>> Begin

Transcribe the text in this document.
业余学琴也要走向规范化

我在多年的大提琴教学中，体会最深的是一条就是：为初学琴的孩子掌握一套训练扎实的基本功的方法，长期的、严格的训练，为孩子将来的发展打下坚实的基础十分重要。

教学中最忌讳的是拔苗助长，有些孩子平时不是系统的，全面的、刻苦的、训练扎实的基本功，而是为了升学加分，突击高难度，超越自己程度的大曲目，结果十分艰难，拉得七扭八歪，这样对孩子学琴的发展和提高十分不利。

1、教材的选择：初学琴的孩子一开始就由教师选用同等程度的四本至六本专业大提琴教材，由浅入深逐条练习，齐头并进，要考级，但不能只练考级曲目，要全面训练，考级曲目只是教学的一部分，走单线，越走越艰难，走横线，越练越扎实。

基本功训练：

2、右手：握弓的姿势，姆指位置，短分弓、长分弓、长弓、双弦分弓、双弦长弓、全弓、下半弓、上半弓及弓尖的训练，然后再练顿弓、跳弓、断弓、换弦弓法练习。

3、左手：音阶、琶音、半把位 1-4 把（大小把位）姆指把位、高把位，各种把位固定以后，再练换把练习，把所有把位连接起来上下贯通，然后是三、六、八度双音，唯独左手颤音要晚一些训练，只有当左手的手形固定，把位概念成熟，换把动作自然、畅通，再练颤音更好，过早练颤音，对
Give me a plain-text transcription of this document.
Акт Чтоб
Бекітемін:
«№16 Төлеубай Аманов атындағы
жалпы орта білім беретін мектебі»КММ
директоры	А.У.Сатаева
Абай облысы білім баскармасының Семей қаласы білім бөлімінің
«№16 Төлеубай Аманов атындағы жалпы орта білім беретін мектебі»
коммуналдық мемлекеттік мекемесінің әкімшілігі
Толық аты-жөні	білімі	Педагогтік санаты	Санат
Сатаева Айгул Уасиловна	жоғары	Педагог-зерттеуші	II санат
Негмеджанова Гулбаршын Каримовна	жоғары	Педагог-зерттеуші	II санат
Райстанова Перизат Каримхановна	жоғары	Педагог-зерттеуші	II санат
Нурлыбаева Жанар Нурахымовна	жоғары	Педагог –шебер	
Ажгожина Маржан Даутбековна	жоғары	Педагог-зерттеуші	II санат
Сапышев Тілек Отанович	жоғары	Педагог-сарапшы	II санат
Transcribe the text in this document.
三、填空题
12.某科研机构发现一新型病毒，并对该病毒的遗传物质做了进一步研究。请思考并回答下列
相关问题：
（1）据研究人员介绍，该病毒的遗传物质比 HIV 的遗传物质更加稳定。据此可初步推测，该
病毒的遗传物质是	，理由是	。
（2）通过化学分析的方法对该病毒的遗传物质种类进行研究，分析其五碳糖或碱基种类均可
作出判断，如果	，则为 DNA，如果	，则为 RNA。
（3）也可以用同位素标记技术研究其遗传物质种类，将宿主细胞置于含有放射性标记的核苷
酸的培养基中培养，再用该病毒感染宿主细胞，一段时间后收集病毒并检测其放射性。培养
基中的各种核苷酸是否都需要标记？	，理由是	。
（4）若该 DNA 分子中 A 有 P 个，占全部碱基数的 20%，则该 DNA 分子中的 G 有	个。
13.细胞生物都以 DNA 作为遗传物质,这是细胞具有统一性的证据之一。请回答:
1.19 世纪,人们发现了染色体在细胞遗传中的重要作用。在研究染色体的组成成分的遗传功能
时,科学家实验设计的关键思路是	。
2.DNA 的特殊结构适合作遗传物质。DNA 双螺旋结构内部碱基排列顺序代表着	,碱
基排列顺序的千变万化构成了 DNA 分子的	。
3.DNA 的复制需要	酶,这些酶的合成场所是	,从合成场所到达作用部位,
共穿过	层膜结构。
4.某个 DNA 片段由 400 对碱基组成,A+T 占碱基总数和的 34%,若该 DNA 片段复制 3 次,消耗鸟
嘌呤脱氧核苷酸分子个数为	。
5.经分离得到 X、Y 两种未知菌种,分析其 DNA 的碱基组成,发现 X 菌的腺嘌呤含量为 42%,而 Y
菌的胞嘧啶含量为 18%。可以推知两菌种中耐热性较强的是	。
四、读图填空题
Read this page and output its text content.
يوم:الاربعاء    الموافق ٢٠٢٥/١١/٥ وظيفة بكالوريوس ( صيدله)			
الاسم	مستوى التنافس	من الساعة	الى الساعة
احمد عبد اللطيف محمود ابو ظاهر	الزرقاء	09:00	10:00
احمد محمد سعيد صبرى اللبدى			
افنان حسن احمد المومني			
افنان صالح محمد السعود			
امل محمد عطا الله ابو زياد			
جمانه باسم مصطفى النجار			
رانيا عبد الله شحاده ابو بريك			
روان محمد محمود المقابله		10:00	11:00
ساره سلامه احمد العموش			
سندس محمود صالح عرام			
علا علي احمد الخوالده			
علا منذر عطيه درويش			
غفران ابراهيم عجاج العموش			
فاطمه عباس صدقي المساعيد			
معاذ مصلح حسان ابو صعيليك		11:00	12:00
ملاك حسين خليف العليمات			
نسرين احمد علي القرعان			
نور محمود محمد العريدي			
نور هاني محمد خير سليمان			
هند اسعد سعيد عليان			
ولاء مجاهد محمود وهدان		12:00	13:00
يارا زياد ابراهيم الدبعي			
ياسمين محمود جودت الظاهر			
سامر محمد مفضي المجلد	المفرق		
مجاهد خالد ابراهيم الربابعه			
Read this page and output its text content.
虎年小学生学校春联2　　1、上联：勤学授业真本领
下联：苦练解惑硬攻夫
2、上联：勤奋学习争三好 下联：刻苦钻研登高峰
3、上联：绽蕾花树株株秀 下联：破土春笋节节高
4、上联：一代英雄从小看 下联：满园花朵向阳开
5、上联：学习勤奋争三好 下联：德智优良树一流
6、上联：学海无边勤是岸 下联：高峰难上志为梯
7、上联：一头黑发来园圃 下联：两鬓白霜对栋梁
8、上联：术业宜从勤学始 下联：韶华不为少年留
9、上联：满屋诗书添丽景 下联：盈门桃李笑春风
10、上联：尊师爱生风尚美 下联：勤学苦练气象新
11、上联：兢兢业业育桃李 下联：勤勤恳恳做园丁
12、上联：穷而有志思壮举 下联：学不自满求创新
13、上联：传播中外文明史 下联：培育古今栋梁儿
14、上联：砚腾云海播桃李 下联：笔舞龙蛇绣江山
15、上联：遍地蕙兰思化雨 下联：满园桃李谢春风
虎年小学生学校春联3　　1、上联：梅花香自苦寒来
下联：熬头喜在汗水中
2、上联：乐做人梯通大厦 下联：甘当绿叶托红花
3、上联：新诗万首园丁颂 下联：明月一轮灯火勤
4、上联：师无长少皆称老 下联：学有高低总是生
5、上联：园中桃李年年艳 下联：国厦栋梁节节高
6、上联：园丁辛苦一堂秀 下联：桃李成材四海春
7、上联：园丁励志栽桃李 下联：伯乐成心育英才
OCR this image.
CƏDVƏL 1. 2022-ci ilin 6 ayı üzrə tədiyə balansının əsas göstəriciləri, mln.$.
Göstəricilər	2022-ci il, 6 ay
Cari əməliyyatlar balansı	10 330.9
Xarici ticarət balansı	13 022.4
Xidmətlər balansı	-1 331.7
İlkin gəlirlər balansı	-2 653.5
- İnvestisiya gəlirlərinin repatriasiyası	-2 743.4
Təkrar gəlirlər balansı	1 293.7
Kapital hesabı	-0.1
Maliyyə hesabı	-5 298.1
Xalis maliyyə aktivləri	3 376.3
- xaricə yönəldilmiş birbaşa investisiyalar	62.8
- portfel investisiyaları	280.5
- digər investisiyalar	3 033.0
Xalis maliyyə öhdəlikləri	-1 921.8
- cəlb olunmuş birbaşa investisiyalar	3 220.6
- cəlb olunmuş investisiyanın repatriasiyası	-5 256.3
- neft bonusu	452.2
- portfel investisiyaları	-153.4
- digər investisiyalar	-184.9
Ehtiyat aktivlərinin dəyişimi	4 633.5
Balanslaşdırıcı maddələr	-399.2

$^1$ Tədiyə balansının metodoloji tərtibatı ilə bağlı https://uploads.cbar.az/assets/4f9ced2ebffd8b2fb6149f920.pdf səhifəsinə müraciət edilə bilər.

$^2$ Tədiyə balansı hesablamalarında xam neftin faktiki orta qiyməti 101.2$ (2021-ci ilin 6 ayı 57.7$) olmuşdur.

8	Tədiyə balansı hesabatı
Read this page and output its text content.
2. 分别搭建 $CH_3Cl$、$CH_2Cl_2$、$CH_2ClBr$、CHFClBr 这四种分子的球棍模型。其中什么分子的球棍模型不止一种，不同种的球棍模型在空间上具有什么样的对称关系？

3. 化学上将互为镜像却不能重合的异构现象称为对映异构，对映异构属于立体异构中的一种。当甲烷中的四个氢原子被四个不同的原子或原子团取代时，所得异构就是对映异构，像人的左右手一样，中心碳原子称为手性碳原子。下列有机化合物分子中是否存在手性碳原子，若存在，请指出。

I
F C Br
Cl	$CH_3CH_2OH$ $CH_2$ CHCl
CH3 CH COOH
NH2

>> End

● **What is asked**: Your answer should be a single number: the count of lines in the listing that contain the word "Аманов".

● **Answer to this problem**: 2